• STATED EXERCISE
Images do not belong in the copy. Retype all the entries below exactly.

• SUPPLIED RECORDS

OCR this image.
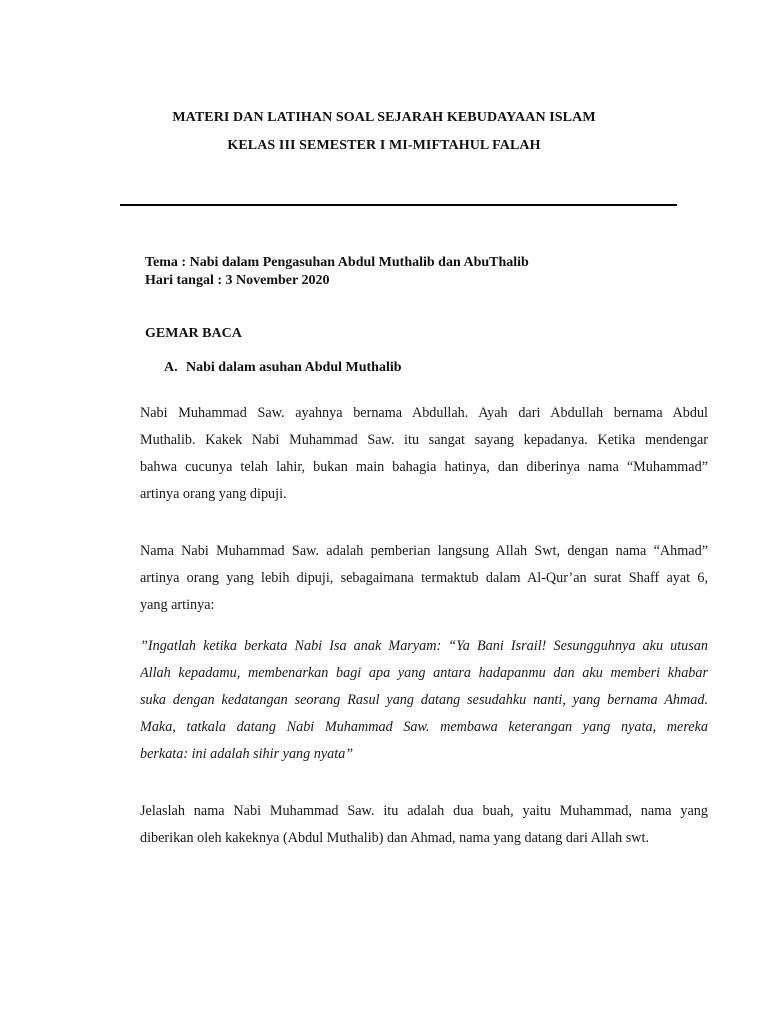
MATERI DAN LATIHAN SOAL SEJARAH KEBUDAYAAN ISLAM
KELAS III SEMESTER I MI-MIFTAHUL FALAH
Tema : Nabi dalam Pengasuhan Abdul Muthalib dan AbuThalib
Hari tangal : 3 November 2020
GEMAR BACA
A. Nabi dalam asuhan Abdul Muthalib
Nabi Muhammad Saw. ayahnya bernama Abdullah. Ayah dari Abdullah bernama Abdul
Muthalib. Kakek Nabi Muhammad Saw. itu sangat sayang kepadanya. Ketika mendengar
bahwa cucunya telah lahir, bukan main bahagia hatinya, dan diberinya nama “Muhammad”
artinya orang yang dipuji.
Nama Nabi Muhammad Saw. adalah pemberian langsung Allah Swt, dengan nama “Ahmad”
artinya orang yang lebih dipuji, sebagaimana termaktub dalam Al-Qur’an surat Shaff ayat 6,
yang artinya:
”Ingatlah ketika berkata Nabi Isa anak Maryam: “Ya Bani Israil! Sesungguhnya aku utusan
Allah kepadamu, membenarkan bagi apa yang antara hadapanmu dan aku memberi khabar
suka dengan kedatangan seorang Rasul yang datang sesudahku nanti, yang bernama Ahmad.
Maka, tatkala datang Nabi Muhammad Saw. membawa keterangan yang nyata, mereka
berkata: ini adalah sihir yang nyata”
Jelaslah nama Nabi Muhammad Saw. itu adalah dua buah, yaitu Muhammad, nama yang
diberikan oleh kakeknya (Abdul Muthalib) dan Ahmad, nama yang datang dari Allah swt.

• EXERCISE SOLUTION
OCR this image.
MATERI DAN LATIHAN SOAL SEJARAH KEBUDAYAAN ISLAM
KELAS III SEMESTER I MI-MIFTAHUL FALAH
Tema : Nabi dalam Pengasuhan Abdul Muthalib dan AbuThalib
Hari tangal : 3 November 2020
GEMAR BACA
A. Nabi dalam asuhan Abdul Muthalib
Nabi Muhammad Saw. ayahnya bernama Abdullah. Ayah dari Abdullah bernama Abdul
Muthalib. Kakek Nabi Muhammad Saw. itu sangat sayang kepadanya. Ketika mendengar
bahwa cucunya telah lahir, bukan main bahagia hatinya, dan diberinya nama “Muhammad”
artinya orang yang dipuji.
Nama Nabi Muhammad Saw. adalah pemberian langsung Allah Swt, dengan nama “Ahmad”
artinya orang yang lebih dipuji, sebagaimana termaktub dalam Al-Qur’an surat Shaff ayat 6,
yang artinya:
”Ingatlah ketika berkata Nabi Isa anak Maryam: “Ya Bani Israil! Sesungguhnya aku utusan
Allah kepadamu, membenarkan bagi apa yang antara hadapanmu dan aku memberi khabar
suka dengan kedatangan seorang Rasul yang datang sesudahku nanti, yang bernama Ahmad.
Maka, tatkala datang Nabi Muhammad Saw. membawa keterangan yang nyata, mereka
berkata: ini adalah sihir yang nyata”
Jelaslah nama Nabi Muhammad Saw. itu adalah dua buah, yaitu Muhammad, nama yang
diberikan oleh kakeknya (Abdul Muthalib) dan Ahmad, nama yang datang dari Allah swt.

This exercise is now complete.